> **ページ本文**:
蝉の抜け殻の時の記事(→こちら)で触れた、

『黄蝶舞う』の冒頭の「空蝉」、

 

 

さらには、同書のタイトルにもなっている

中編「黄蝶舞う」にも、

 

ちょっと史実にはないだろうやり方で、

登場してもらっています。

 

ほか、名前だけ書いたような箇所は

捜せばまだあるのかもしれませんが、

 

とにかく書いた本人としても

どれもが非常に

印象深いテキストとなりました。

 

 

この大姫と義高との

悲恋物語に初めて触れたのは、

 

たぶん『草燃える』だったのでは

なかったろうかと思います。

 

ただもう、ほとんど記憶には

残ってはおりませんですねえ。

 

長じて『君の名残を』の取材の中で

改めて、永井路子さんによる

 

『北条政子』『炎環』ほかの

鎌倉関連の作品群を読みなおし

 

概略を把握しなおした気がします。

 

その時にも思ったはずなのですが

改めて考えてみると本当、

 

大姫の境遇というのは、

察してあまりあるというのが

いいのかどうか。

 

たぶん彼女が生まれた

まさにその直後くらいから

 

頼朝すなわち鎌倉殿と

その周辺というのは、

 

板東の片田舎にぽつりと浮かんだ

それこそあぶくみたいな

貴族社会になっていった、

 

少なくとも頼朝自身が

そうなることを

望んだのではないかと思います。

 

自前の兵力をほぼ持たない

頼朝の拠り所というのは

貴種であることしかないわけですから、

 

それを補強しようと思えば

周囲との格差みたいなものを

誇張するしかなかったのかもしれません。

> **課題一覧**:
[a] 本文によると、大姫と義高の悲恋物語に初めて触れたのは、おそらくどの作品だったとされていますか?
[b] 下に続くエントリーを、最初から最後まで一字一句違えずに書き写してください。

> **生データ**:

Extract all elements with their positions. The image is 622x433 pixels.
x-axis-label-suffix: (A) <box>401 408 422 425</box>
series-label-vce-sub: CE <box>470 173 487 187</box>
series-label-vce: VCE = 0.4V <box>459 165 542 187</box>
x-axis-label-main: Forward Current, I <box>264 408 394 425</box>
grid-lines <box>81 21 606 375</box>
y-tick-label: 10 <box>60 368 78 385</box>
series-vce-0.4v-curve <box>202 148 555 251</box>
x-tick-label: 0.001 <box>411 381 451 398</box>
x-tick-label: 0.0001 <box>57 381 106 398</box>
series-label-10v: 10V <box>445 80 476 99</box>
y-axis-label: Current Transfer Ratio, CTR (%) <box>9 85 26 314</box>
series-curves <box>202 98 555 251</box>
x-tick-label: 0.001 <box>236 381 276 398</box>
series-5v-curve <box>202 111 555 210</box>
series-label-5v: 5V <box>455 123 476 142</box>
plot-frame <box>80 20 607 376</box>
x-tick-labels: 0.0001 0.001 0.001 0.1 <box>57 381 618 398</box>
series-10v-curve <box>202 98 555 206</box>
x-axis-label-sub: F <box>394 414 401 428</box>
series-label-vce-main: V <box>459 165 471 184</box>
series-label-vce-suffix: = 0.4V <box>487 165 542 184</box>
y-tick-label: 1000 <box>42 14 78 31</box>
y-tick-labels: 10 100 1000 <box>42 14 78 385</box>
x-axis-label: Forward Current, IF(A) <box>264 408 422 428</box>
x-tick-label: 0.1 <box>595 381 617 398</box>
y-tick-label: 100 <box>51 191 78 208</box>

> **課題ごとの結果**:
[a] 『草燃える』だったのではないか、とされています。

[b]
Extract all elements with their positions. The image is 622x433 pixels.
x-axis-label-suffix: (A) <box>401 408 422 425</box>
series-label-vce-sub: CE <box>470 173 487 187</box>
series-label-vce: VCE = 0.4V <box>459 165 542 187</box>
x-axis-label-main: Forward Current, I <box>264 408 394 425</box>
grid-lines <box>81 21 606 375</box>
y-tick-label: 10 <box>60 368 78 385</box>
series-vce-0.4v-curve <box>202 148 555 251</box>
x-tick-label: 0.001 <box>411 381 451 398</box>
x-tick-label: 0.0001 <box>57 381 106 398</box>
series-label-10v: 10V <box>445 80 476 99</box>
y-axis-label: Current Transfer Ratio, CTR (%) <box>9 85 26 314</box>
series-curves <box>202 98 555 251</box>
x-tick-label: 0.001 <box>236 381 276 398</box>
series-5v-curve <box>202 111 555 210</box>
series-label-5v: 5V <box>455 123 476 142</box>
plot-frame <box>80 20 607 376</box>
x-tick-labels: 0.0001 0.001 0.001 0.1 <box>57 381 618 398</box>
series-10v-curve <box>202 98 555 206</box>
x-axis-label-sub: F <box>394 414 401 428</box>
series-label-vce-main: V <box>459 165 471 184</box>
series-label-vce-suffix: = 0.4V <box>487 165 542 184</box>
y-tick-label: 1000 <box>42 14 78 31</box>
y-tick-labels: 10 100 1000 <box>42 14 78 385</box>
x-axis-label: Forward Current, IF(A) <box>264 408 422 428</box>
x-tick-label: 0.1 <box>595 381 617 398</box>
y-tick-label: 100 <box>51 191 78 208</box>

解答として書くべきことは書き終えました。